◆ TASK TO CARRY OUT
Work through the data line by line, gathering every line that has the word "message".

---- THE DATA

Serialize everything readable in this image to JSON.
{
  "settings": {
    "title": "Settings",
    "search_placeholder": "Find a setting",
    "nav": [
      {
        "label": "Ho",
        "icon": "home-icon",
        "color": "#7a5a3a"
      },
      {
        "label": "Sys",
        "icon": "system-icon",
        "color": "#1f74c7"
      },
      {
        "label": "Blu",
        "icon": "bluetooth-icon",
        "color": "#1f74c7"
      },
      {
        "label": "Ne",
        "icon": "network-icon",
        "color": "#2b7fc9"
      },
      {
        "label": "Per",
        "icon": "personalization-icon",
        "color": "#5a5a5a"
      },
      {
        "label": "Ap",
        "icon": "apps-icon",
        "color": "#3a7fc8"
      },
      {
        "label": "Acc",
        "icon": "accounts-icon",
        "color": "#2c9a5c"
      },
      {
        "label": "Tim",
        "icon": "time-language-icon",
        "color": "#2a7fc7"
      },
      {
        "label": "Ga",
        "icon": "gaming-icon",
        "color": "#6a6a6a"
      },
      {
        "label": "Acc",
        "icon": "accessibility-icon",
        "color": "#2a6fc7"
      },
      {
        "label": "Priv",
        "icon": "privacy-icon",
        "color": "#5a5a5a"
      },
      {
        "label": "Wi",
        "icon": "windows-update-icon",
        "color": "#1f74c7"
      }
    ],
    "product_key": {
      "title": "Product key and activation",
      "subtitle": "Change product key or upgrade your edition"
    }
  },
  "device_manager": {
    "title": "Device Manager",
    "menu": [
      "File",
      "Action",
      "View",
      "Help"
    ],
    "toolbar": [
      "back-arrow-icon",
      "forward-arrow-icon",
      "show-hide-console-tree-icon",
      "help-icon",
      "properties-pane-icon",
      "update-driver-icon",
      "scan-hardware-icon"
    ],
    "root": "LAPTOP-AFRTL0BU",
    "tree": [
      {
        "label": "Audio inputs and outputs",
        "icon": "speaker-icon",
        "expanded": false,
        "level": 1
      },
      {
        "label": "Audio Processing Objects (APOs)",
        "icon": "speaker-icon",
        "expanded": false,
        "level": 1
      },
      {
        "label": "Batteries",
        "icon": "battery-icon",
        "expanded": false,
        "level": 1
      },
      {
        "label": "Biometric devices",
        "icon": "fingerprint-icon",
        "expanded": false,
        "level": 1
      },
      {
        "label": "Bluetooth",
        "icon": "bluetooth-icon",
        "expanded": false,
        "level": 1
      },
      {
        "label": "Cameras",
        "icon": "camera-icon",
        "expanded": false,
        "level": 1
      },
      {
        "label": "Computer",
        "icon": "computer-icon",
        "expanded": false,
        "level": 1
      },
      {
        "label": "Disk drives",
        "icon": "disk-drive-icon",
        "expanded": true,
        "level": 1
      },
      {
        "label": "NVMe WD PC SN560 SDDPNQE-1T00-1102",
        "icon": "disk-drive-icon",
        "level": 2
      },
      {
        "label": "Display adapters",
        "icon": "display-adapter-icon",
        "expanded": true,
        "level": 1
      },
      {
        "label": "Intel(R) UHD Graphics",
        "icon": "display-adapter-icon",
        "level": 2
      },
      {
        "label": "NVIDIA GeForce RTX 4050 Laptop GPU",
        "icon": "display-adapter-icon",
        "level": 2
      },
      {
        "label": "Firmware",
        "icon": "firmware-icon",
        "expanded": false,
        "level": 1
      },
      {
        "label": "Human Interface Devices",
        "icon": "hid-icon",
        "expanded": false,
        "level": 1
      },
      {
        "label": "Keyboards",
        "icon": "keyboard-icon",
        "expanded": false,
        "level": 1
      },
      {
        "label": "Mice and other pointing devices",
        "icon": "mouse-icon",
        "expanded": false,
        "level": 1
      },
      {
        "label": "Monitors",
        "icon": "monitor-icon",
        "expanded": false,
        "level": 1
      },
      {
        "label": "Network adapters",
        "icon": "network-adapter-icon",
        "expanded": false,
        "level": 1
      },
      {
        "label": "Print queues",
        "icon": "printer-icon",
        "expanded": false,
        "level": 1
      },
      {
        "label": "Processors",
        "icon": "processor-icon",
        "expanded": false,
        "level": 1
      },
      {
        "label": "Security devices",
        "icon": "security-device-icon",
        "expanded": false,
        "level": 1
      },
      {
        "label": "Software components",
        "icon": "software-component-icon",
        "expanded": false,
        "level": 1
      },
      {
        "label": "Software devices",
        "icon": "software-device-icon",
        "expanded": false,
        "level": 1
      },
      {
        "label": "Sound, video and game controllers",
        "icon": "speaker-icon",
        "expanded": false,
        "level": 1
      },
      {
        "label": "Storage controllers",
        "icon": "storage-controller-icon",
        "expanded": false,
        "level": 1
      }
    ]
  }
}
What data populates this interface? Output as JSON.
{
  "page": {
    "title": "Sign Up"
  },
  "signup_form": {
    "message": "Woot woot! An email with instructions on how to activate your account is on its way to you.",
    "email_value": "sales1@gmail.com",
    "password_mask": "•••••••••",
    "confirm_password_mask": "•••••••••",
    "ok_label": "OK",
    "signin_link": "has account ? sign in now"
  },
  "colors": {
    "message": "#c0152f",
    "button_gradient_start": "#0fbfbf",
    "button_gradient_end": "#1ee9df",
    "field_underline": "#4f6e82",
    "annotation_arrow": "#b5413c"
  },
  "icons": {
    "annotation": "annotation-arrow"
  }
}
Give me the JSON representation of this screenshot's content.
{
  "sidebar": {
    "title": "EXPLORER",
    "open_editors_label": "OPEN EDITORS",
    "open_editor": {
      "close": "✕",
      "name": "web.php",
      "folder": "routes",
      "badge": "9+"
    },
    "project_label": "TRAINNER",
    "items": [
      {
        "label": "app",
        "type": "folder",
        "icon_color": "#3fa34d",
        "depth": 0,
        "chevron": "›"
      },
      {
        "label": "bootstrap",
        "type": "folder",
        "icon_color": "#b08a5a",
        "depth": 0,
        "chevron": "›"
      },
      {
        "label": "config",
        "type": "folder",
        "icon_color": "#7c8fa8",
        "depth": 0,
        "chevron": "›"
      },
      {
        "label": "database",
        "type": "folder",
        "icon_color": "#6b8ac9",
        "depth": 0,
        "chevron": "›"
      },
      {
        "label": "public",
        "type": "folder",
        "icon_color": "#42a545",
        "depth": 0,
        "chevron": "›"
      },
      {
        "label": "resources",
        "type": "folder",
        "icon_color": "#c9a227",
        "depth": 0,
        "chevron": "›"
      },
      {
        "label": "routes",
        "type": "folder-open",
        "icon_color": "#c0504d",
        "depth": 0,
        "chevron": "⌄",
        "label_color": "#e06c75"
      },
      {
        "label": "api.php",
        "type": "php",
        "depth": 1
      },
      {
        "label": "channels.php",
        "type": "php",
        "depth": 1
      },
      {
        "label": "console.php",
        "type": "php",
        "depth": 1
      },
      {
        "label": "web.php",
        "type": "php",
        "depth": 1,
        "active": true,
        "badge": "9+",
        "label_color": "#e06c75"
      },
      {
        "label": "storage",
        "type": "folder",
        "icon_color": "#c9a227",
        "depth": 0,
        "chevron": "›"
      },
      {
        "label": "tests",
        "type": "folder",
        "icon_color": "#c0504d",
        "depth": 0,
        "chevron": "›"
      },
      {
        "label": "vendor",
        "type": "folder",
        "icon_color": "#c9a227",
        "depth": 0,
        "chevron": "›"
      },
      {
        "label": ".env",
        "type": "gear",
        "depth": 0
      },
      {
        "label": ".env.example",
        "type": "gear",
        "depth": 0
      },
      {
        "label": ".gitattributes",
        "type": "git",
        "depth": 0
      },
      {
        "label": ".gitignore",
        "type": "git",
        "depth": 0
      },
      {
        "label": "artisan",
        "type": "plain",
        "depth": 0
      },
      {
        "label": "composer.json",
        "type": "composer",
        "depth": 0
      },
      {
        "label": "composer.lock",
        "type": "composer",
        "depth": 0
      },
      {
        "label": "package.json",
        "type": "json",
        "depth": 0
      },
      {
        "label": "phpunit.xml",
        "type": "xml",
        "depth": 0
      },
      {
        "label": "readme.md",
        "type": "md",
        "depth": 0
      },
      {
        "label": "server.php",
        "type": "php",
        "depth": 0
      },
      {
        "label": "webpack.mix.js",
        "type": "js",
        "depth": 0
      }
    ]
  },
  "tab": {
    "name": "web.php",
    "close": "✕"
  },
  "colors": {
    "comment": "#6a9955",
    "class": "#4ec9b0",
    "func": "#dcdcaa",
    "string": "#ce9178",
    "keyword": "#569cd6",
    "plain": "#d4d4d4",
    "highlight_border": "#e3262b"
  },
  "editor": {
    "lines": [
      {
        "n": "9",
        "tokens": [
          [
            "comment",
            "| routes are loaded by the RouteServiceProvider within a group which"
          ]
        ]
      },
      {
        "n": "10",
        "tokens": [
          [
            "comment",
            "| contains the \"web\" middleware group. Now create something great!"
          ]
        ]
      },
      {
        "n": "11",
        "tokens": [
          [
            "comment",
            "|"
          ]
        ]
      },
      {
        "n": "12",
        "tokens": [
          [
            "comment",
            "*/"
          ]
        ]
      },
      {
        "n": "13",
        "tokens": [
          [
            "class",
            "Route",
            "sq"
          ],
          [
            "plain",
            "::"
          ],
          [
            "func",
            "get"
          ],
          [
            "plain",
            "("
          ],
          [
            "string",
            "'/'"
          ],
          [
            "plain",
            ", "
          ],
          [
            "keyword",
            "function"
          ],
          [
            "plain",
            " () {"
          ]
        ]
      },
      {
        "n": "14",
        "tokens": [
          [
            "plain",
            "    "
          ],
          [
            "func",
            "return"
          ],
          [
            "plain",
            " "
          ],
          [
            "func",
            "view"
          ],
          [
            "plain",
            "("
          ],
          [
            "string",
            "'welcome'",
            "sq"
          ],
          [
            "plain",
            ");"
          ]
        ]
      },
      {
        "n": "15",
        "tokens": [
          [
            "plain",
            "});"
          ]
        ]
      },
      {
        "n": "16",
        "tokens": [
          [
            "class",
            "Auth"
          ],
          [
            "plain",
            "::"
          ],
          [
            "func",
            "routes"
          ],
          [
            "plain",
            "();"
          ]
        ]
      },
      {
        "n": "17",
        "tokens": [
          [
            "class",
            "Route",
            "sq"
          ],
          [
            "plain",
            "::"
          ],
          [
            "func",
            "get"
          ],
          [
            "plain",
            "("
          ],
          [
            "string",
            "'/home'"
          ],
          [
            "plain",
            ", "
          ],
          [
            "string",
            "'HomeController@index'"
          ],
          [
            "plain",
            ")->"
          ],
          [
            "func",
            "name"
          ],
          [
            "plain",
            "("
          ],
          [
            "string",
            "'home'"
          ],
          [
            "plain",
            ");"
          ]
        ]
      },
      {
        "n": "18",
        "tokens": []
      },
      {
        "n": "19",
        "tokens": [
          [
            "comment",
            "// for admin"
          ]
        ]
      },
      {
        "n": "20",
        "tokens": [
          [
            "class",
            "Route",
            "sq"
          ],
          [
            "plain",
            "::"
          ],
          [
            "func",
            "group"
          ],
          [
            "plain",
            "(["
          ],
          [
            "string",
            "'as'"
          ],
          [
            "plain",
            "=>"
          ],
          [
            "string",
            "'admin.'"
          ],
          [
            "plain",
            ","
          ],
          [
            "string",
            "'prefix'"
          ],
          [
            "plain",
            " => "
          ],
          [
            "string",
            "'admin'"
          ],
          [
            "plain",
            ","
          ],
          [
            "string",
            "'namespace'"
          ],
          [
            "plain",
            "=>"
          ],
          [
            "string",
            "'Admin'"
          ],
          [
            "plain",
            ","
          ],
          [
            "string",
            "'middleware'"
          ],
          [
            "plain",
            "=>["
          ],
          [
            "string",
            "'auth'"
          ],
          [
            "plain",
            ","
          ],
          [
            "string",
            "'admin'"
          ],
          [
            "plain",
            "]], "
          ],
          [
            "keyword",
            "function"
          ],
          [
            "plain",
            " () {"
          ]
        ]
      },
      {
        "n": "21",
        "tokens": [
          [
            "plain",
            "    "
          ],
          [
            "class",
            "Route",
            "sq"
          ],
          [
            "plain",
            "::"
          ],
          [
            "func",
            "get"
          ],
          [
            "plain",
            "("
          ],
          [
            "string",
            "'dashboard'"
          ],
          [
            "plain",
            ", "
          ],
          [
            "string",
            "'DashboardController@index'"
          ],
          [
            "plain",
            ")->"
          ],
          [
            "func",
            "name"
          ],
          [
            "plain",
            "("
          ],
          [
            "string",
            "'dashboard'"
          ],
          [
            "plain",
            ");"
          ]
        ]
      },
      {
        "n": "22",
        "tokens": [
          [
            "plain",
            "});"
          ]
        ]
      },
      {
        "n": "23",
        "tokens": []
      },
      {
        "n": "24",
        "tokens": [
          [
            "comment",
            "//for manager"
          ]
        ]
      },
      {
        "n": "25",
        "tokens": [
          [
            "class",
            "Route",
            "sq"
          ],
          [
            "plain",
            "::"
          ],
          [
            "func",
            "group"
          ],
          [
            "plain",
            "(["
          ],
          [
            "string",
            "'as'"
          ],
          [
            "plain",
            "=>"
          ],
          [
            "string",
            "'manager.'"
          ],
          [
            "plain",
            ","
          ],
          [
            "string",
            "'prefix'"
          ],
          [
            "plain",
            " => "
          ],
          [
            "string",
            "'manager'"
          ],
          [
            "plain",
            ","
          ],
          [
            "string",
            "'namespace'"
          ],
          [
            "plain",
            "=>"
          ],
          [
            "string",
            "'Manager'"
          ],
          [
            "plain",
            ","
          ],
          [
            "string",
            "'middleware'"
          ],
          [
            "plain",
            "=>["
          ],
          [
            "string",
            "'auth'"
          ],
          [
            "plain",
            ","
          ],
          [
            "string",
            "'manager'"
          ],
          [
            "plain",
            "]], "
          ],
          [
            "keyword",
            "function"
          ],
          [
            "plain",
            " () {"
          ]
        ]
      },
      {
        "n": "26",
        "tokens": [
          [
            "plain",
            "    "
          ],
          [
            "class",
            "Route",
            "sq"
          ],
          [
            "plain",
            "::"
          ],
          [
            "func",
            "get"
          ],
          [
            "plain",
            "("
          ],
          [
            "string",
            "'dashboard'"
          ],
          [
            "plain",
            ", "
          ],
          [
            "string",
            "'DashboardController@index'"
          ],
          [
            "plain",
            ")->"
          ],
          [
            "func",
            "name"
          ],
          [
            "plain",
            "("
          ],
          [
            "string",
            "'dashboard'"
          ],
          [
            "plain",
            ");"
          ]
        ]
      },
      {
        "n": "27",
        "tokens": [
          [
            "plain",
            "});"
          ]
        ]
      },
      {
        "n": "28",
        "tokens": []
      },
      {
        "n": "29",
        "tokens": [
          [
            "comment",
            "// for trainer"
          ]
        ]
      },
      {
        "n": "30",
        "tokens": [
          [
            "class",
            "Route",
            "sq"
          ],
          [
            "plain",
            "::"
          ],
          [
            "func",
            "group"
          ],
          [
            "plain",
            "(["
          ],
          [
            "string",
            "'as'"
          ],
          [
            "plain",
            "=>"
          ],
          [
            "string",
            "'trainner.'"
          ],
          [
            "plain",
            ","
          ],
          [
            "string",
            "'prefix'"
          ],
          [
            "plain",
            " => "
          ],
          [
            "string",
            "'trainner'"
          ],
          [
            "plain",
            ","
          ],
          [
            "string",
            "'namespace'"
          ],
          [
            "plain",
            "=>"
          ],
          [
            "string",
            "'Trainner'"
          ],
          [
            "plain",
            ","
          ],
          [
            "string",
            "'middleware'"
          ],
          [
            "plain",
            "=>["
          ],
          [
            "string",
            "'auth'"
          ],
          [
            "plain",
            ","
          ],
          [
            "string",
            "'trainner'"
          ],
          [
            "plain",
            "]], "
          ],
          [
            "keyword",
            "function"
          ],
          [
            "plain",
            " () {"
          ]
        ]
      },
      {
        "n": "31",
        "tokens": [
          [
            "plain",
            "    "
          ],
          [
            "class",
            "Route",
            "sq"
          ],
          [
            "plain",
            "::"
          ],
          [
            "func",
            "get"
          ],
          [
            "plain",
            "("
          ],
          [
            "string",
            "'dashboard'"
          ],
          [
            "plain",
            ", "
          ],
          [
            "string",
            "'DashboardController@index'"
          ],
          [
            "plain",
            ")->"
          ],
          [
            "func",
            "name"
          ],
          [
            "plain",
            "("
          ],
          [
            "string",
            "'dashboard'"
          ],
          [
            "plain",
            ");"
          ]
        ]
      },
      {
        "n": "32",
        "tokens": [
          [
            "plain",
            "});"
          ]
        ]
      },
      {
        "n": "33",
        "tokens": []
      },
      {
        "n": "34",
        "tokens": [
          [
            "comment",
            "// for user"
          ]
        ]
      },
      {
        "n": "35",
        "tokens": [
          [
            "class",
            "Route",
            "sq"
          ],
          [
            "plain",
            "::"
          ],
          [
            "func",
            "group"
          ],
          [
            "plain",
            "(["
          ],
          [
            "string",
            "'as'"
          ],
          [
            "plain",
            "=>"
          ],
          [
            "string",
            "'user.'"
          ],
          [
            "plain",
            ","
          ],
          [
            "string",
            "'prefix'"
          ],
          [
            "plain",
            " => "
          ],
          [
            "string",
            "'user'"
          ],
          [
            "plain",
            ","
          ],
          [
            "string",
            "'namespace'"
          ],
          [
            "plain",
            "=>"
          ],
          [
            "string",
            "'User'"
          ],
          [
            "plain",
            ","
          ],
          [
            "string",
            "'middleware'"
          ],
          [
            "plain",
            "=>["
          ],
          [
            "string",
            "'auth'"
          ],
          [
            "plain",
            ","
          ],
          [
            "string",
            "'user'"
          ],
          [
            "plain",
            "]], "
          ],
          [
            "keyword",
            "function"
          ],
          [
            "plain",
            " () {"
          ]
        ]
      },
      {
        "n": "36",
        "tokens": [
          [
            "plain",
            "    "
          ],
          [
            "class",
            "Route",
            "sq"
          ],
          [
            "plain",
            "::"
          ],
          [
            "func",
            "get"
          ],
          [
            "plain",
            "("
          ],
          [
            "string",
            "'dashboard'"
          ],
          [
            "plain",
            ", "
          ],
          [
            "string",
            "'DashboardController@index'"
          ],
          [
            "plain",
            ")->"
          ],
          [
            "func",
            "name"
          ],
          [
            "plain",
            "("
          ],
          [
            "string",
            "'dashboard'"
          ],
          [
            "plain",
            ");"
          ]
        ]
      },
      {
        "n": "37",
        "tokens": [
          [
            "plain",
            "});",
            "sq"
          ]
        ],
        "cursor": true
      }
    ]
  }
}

--------

◆ WRITTEN ANSWER
    "message": "Woot woot! An email with instructions on how to activate your account is on its way to you.",
    "message": "#c0152f",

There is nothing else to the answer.